## Seçilen Pasaj
====================

Osmanlı Devleti’nin, Avrupa’da en uzun süren savaşları 1593’te başladı. 14 yıl süren bu savaşların en önemlisi 1596’da Haçova’da yapılan savaştı. Bu savaş Osmanlı’nın zaferi ile sonuçlansa da Osmanlı ordularının Avrupa orduları karşısında teknik olarak yetersiz kaldıkları ortaya çıktı. Avrupa orduları, yeni savaş tekniklerini ilk defa Haçova’da kullandılar. Aynı şekilde ateşli silahları yaygın olarak kullanmaya başladılar. Bu durum Osmanlı ordusunda yenileşme ihtiyacını doğurdu. Bunun sonucunda yeni askerî grupların istihdamı problemi ortaya çıktı. Sisteme uymayan tımarlı sipahilerin ordu içindeki önemi azaldı. Bunların yerini tüfek kullanmakta mahir sekban denilen Anadolulu gençler aldı. Anadolulu gençlerin orduda görevlendirilmesi ordunun yapısında köklü değişime yol açtı. Bu ayrıca zincirleme olarak bürokrasiyi, mali yapıyı da çeşitlendirip değiştirdi.

Hem Doğuda Hem Batıda Savaşan Tek Devlet Oldu

Osmanlı Devleti, hem doğuda hem batıda genişlemeye çalışan ve her iki hatta da savaşmak zorunda kalan yegâne devlet oldu. Habsburglarla batıda, Safevîler ile doğuda yürütülen mücadele maliyeyi büyük ölçüde sarsarken, diğer ekonomik ve sosyal sebeplerle Osmanlı sisteminde derin yaralar açıldı. Mali sorunların üstesinden gelmek için konulan vergiler, isyanlara neden oldu. Celali adı verilen isyanlar, Anadolu’nun her tarafını altüst etti. Suriye ve Lübnan bölgelerinde Canbolatoğlu ve Maanoğulları isyanları patlak verdi. Her iki isyan da 1607 yılında kuvvet yoluyla bastırıldıysa da Anadolu’daki bazı isyanlar, isyancı liderlere tavizkâr davranıp hükûmete bağlılığını temin için kendilerine idari görevler verilmek yoluyla yatıştırılabildi. Fakat 1595-1610 yılları arasında büyük bir karışıklık yaşanmış ve Osmanlı kaynaklarında bu döneme “büyük kaçgunluk” adı verilmiştir.

Osmanlı Devleti, iki cephede yürüttüğü mücadele sonrasında Avusturya’da egemen olan Habsburg Hanedanı ile 1606’da Zitvatorok Antlaşması’nı imzaladı. Bu antlaşma Osmanlı diplomasi tarihinin dönüm noktasını teşkil etti. Bu tarihten itibaren Osmanlılar, Batı karşısında savunma pozisyonuna geçti.

====================

Öğe ve bölge listeleri:
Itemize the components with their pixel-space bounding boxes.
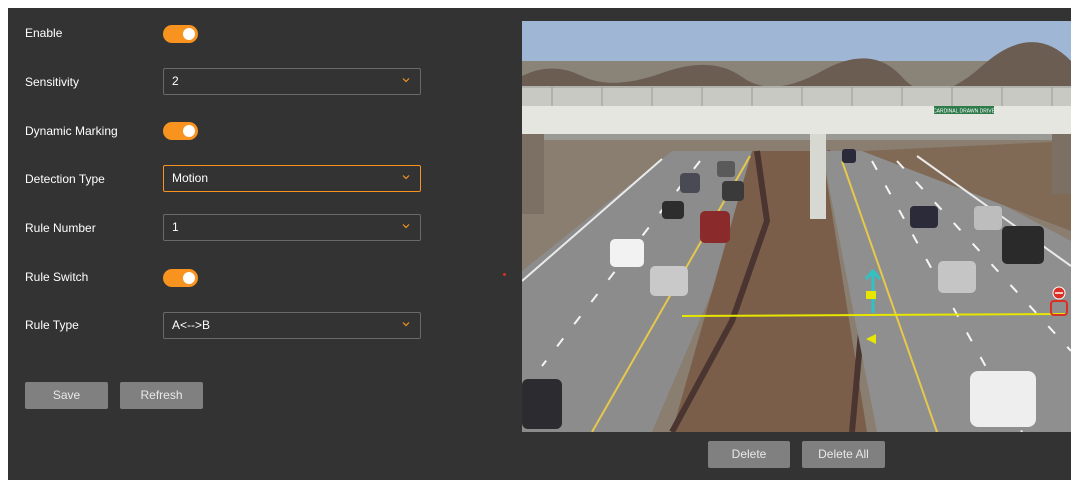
sensitivity-select[interactable]: 2	[163, 68, 421, 95]
rule-type-label: Rule Type	[25, 318, 79, 332]
refresh-button[interactable]: Refresh	[120, 382, 203, 409]
chevron-down-icon	[402, 322, 410, 327]
rule-type-select[interactable]: A<-->B	[163, 312, 421, 339]
chevron-down-icon	[402, 78, 410, 83]
rule-number-value: 1	[172, 220, 179, 234]
overpass-sign-text: CARDINAL DRAWN DRIVE	[933, 109, 996, 115]
sensitivity-value: 2	[172, 74, 179, 88]
rule-number-select[interactable]: 1	[163, 214, 421, 241]
video-preview[interactable]: CARDINAL DRAWN DRIVE	[522, 21, 1071, 432]
dynamic-marking-toggle[interactable]	[163, 122, 198, 140]
smart-event-panel: Enable Sensitivity 2 Dynamic Marking Det…	[8, 8, 1071, 480]
detection-type-select[interactable]: Motion	[163, 165, 421, 192]
toggle-knob	[183, 125, 195, 137]
rule-type-value: A<-->B	[172, 318, 211, 332]
highway-scene: CARDINAL DRAWN DRIVE	[522, 21, 1071, 432]
delete-button[interactable]: Delete	[708, 441, 790, 468]
chevron-down-icon	[402, 224, 410, 229]
delete-all-button[interactable]: Delete All	[802, 441, 885, 468]
dynamic-marking-label: Dynamic Marking	[25, 124, 118, 138]
detection-type-label: Detection Type	[25, 172, 105, 186]
toggle-knob	[183, 28, 195, 40]
rule-switch-label: Rule Switch	[25, 270, 89, 284]
toggle-knob	[183, 272, 195, 284]
detection-type-value: Motion	[172, 171, 209, 185]
rule-number-label: Rule Number	[25, 221, 96, 235]
rule-switch-toggle[interactable]	[163, 269, 198, 287]
enable-toggle[interactable]	[163, 25, 198, 43]
chevron-down-icon	[402, 175, 410, 180]
enable-label: Enable	[25, 26, 63, 40]
save-button[interactable]: Save	[25, 382, 108, 409]
status-dot	[503, 273, 506, 276]
sensitivity-label: Sensitivity	[25, 75, 80, 89]
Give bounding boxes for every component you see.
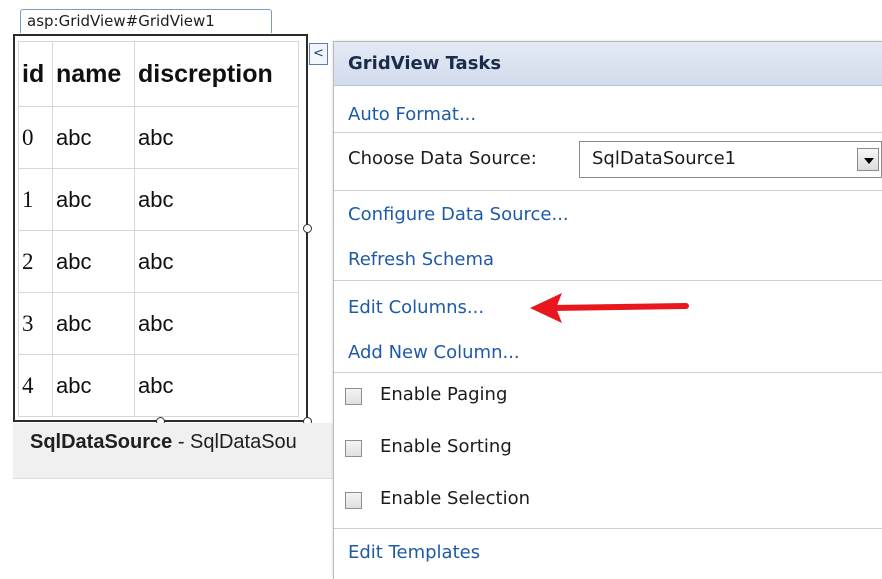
smart-tag-collapse-icon[interactable]: <: [309, 43, 328, 65]
datasource-separator: -: [172, 431, 191, 453]
table-row: 3 abc abc: [18, 292, 299, 355]
separator: [334, 190, 882, 191]
refresh-schema-link[interactable]: Refresh Schema: [348, 249, 494, 270]
column-header-name: name: [52, 41, 135, 107]
column-header-id: id: [18, 41, 53, 107]
separator: [334, 280, 882, 281]
cell-discreption: abc: [134, 106, 299, 169]
cell-id: 4: [18, 354, 53, 417]
configure-datasource-link[interactable]: Configure Data Source...: [348, 204, 569, 225]
cell-discreption: abc: [134, 168, 299, 231]
enable-paging-checkbox[interactable]: [345, 388, 362, 405]
separator: [334, 372, 882, 373]
cell-id: 0: [18, 106, 53, 169]
enable-selection-label: Enable Selection: [380, 488, 530, 509]
choose-datasource-label: Choose Data Source:: [348, 148, 537, 169]
cell-name: abc: [52, 106, 135, 169]
resize-handle-right[interactable]: [303, 224, 312, 233]
auto-format-link[interactable]: Auto Format...: [348, 104, 476, 125]
table-row: 1 abc abc: [18, 168, 299, 231]
table-row: 2 abc abc: [18, 230, 299, 293]
gridview-tag-label: asp:GridView#GridView1: [20, 9, 272, 33]
cell-id: 2: [18, 230, 53, 293]
cell-name: abc: [52, 292, 135, 355]
edit-columns-link[interactable]: Edit Columns...: [348, 297, 484, 318]
cell-name: abc: [52, 354, 135, 417]
datasource-type-label: SqlDataSource: [30, 431, 173, 453]
enable-sorting-checkbox[interactable]: [345, 440, 362, 457]
sqldatasource-component[interactable]: SqlDataSource - SqlDataSou: [13, 423, 335, 479]
enable-sorting-label: Enable Sorting: [380, 436, 512, 457]
separator: [334, 132, 882, 133]
enable-paging-label: Enable Paging: [380, 384, 508, 405]
cell-discreption: abc: [134, 354, 299, 417]
cell-id: 3: [18, 292, 53, 355]
enable-selection-checkbox[interactable]: [345, 492, 362, 509]
datasource-select-value: SqlDataSource1: [592, 148, 737, 169]
table-header-row: id name discreption: [18, 41, 299, 107]
column-header-discreption: discreption: [134, 41, 299, 107]
cell-name: abc: [52, 230, 135, 293]
red-arrow-annotation-icon: [530, 293, 689, 323]
datasource-id-label: SqlDataSou: [190, 431, 297, 453]
separator: [334, 528, 882, 529]
table-row: 0 abc abc: [18, 106, 299, 169]
panel-title: GridView Tasks: [334, 42, 882, 86]
cell-id: 1: [18, 168, 53, 231]
table-row: 4 abc abc: [18, 354, 299, 417]
cell-discreption: abc: [134, 230, 299, 293]
edit-templates-link[interactable]: Edit Templates: [348, 542, 480, 563]
cell-discreption: abc: [134, 292, 299, 355]
dropdown-arrow-icon[interactable]: [857, 148, 879, 171]
gridview-table: id name discreption 0 abc abc 1 abc abc …: [18, 41, 299, 417]
cell-name: abc: [52, 168, 135, 231]
datasource-select[interactable]: SqlDataSource1: [579, 141, 882, 178]
add-new-column-link[interactable]: Add New Column...: [348, 342, 520, 363]
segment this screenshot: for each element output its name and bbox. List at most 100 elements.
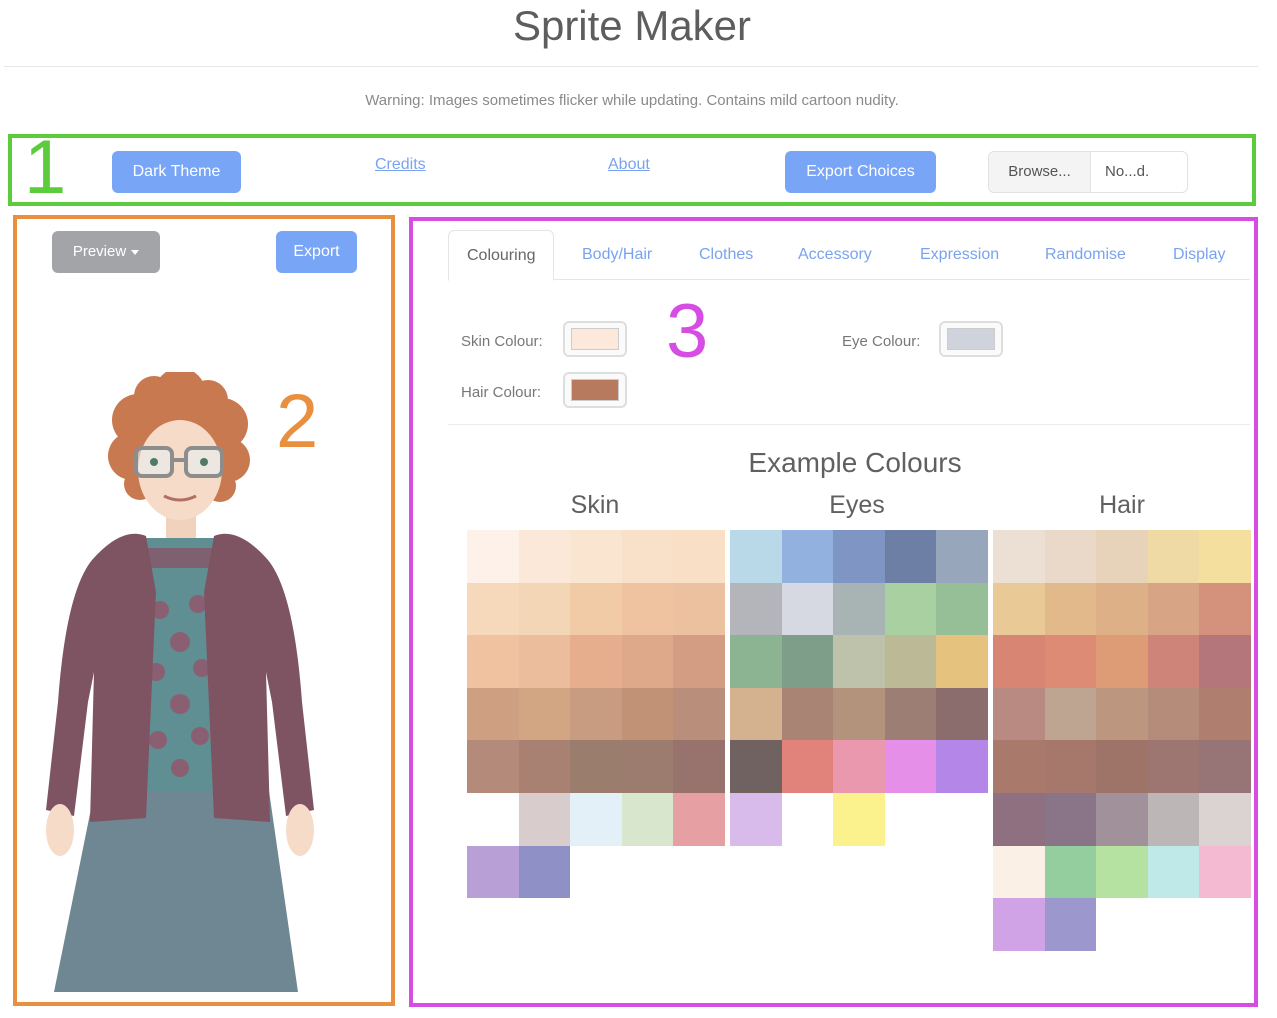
eyes-example-swatch[interactable] bbox=[936, 582, 988, 636]
hair-example-swatch[interactable] bbox=[1147, 687, 1200, 741]
eyes-example-swatch[interactable] bbox=[833, 740, 885, 793]
hair-example-swatch[interactable] bbox=[1096, 740, 1148, 793]
hair-colour-picker[interactable] bbox=[563, 372, 627, 408]
hair-example-swatch[interactable] bbox=[1096, 582, 1148, 636]
tab-body-hair[interactable]: Body/Hair bbox=[582, 246, 652, 264]
skin-example-swatch[interactable] bbox=[621, 687, 674, 741]
eyes-example-swatch[interactable] bbox=[781, 635, 834, 688]
skin-example-swatch[interactable] bbox=[621, 530, 674, 583]
skin-example-swatch[interactable] bbox=[467, 740, 519, 793]
skin-example-swatch[interactable] bbox=[467, 845, 519, 899]
hair-example-swatch[interactable] bbox=[1044, 582, 1097, 636]
skin-example-swatch[interactable] bbox=[570, 635, 622, 688]
eyes-example-swatch[interactable] bbox=[730, 687, 782, 741]
hair-example-swatch[interactable] bbox=[1147, 845, 1200, 899]
hair-example-swatch[interactable] bbox=[993, 582, 1045, 636]
skin-example-swatch[interactable] bbox=[518, 687, 571, 741]
hair-example-swatch[interactable] bbox=[1147, 635, 1200, 688]
skin-example-swatch[interactable] bbox=[570, 530, 622, 583]
about-link[interactable]: About bbox=[608, 156, 650, 174]
hair-example-swatch[interactable] bbox=[993, 845, 1045, 899]
hair-example-swatch[interactable] bbox=[1044, 740, 1097, 793]
eyes-example-swatch[interactable] bbox=[781, 687, 834, 741]
eyes-example-swatch[interactable] bbox=[781, 582, 834, 636]
hair-example-swatch[interactable] bbox=[1096, 530, 1148, 583]
tab-clothes[interactable]: Clothes bbox=[699, 246, 753, 264]
hair-example-swatch[interactable] bbox=[993, 898, 1045, 951]
hair-example-swatch[interactable] bbox=[1199, 530, 1251, 583]
skin-example-swatch[interactable] bbox=[570, 792, 622, 846]
eyes-example-swatch[interactable] bbox=[730, 635, 782, 688]
hair-example-swatch[interactable] bbox=[993, 530, 1045, 583]
hair-example-swatch[interactable] bbox=[1199, 687, 1251, 741]
hair-example-swatch[interactable] bbox=[1044, 687, 1097, 741]
hair-example-swatch[interactable] bbox=[1147, 792, 1200, 846]
tab-display[interactable]: Display bbox=[1173, 246, 1225, 264]
eyes-example-swatch[interactable] bbox=[884, 687, 937, 741]
eyes-example-swatch[interactable] bbox=[884, 582, 937, 636]
skin-example-swatch[interactable] bbox=[570, 582, 622, 636]
hair-example-swatch[interactable] bbox=[993, 740, 1045, 793]
skin-example-swatch[interactable] bbox=[518, 635, 571, 688]
eyes-example-swatch[interactable] bbox=[936, 687, 988, 741]
skin-example-swatch[interactable] bbox=[673, 740, 725, 793]
skin-example-swatch[interactable] bbox=[673, 792, 725, 846]
tab-randomise[interactable]: Randomise bbox=[1045, 246, 1126, 264]
hair-example-swatch[interactable] bbox=[1199, 792, 1251, 846]
skin-example-swatch[interactable] bbox=[673, 530, 725, 583]
tab-accessory[interactable]: Accessory bbox=[798, 246, 872, 264]
hair-example-swatch[interactable] bbox=[993, 635, 1045, 688]
eyes-example-swatch[interactable] bbox=[833, 582, 885, 636]
hair-example-swatch[interactable] bbox=[1096, 792, 1148, 846]
hair-example-swatch[interactable] bbox=[1096, 635, 1148, 688]
skin-example-swatch[interactable] bbox=[467, 635, 519, 688]
export-button[interactable]: Export bbox=[276, 231, 357, 273]
tab-colouring[interactable]: Colouring bbox=[448, 230, 555, 281]
eyes-example-swatch[interactable] bbox=[730, 740, 782, 793]
skin-colour-picker[interactable] bbox=[563, 321, 627, 357]
skin-example-swatch[interactable] bbox=[467, 582, 519, 636]
eyes-example-swatch[interactable] bbox=[936, 635, 988, 688]
eyes-example-swatch[interactable] bbox=[936, 740, 988, 793]
hair-example-swatch[interactable] bbox=[993, 687, 1045, 741]
eyes-example-swatch[interactable] bbox=[833, 635, 885, 688]
eyes-example-swatch[interactable] bbox=[781, 740, 834, 793]
eyes-example-swatch[interactable] bbox=[730, 530, 782, 583]
eyes-example-swatch[interactable] bbox=[884, 635, 937, 688]
hair-example-swatch[interactable] bbox=[993, 792, 1045, 846]
hair-example-swatch[interactable] bbox=[1096, 687, 1148, 741]
skin-example-swatch[interactable] bbox=[518, 740, 571, 793]
browse-button[interactable]: Browse... bbox=[989, 152, 1091, 192]
hair-example-swatch[interactable] bbox=[1147, 582, 1200, 636]
hair-example-swatch[interactable] bbox=[1147, 530, 1200, 583]
preview-dropdown-button[interactable]: Preview bbox=[52, 231, 160, 273]
hair-example-swatch[interactable] bbox=[1147, 740, 1200, 793]
skin-example-swatch[interactable] bbox=[467, 687, 519, 741]
eyes-example-swatch[interactable] bbox=[781, 530, 834, 583]
hair-example-swatch[interactable] bbox=[1199, 635, 1251, 688]
export-choices-button[interactable]: Export Choices bbox=[785, 151, 936, 193]
skin-example-swatch[interactable] bbox=[621, 740, 674, 793]
eyes-example-swatch[interactable] bbox=[833, 687, 885, 741]
hair-example-swatch[interactable] bbox=[1199, 582, 1251, 636]
skin-example-swatch[interactable] bbox=[621, 792, 674, 846]
skin-example-swatch[interactable] bbox=[518, 582, 571, 636]
hair-example-swatch[interactable] bbox=[1044, 792, 1097, 846]
credits-link[interactable]: Credits bbox=[375, 156, 426, 174]
hair-example-swatch[interactable] bbox=[1096, 845, 1148, 899]
hair-example-swatch[interactable] bbox=[1044, 635, 1097, 688]
hair-example-swatch[interactable] bbox=[1199, 740, 1251, 793]
eyes-example-swatch[interactable] bbox=[936, 530, 988, 583]
eyes-example-swatch[interactable] bbox=[730, 582, 782, 636]
eyes-example-swatch[interactable] bbox=[884, 740, 937, 793]
skin-example-swatch[interactable] bbox=[673, 582, 725, 636]
eyes-example-swatch[interactable] bbox=[833, 530, 885, 583]
import-file-input[interactable]: Browse... No...d. bbox=[988, 151, 1188, 193]
skin-example-swatch[interactable] bbox=[570, 740, 622, 793]
hair-example-swatch[interactable] bbox=[1199, 845, 1251, 899]
skin-example-swatch[interactable] bbox=[673, 687, 725, 741]
hair-example-swatch[interactable] bbox=[1044, 530, 1097, 583]
skin-example-swatch[interactable] bbox=[467, 530, 519, 583]
hair-example-swatch[interactable] bbox=[1044, 898, 1097, 951]
eyes-example-swatch[interactable] bbox=[884, 530, 937, 583]
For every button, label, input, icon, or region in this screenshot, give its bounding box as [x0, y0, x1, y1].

====================

## Alıştırma Ayrıntıları
Seçilen pasajda "Osmanlı Devleti’nin, Avrupa’da" sözlerinden "da çeşitlendirip değiştirdi." sözlerine kadar uzanan bölümün tamamını, "mahir" yerine "usta" koyarak düzenleyin ve yeniden yazın. Listelerin bu alıştırmada hiçbir rolü yoktur.

## Görev Çıktısı
Osmanlı Devleti’nin, Avrupa’da en uzun süren savaşları 1593’te başladı. 14 yıl süren bu savaşların en önemlisi 1596’da Haçova’da yapılan savaştı. Bu savaş Osmanlı’nın zaferi ile sonuçlansa da Osmanlı ordularının Avrupa orduları karşısında teknik olarak yetersiz kaldıkları ortaya çıktı. Avrupa orduları, yeni savaş tekniklerini ilk defa Haçova’da kullandılar. Aynı şekilde ateşli silahları yaygın olarak kullanmaya başladılar. Bu durum Osmanlı ordusunda yenileşme ihtiyacını doğurdu. Bunun sonucunda yeni askerî grupların istihdamı problemi ortaya çıktı. Sisteme uymayan tımarlı sipahilerin ordu içindeki önemi azaldı. Bunların yerini tüfek kullanmakta usta sekban denilen Anadolulu gençler aldı. Anadolulu gençlerin orduda görevlendirilmesi ordunun yapısında köklü değişime yol açtı. Bu ayrıca zincirleme olarak bürokrasiyi, mali yapıyı da çeşitlendirip değiştirdi.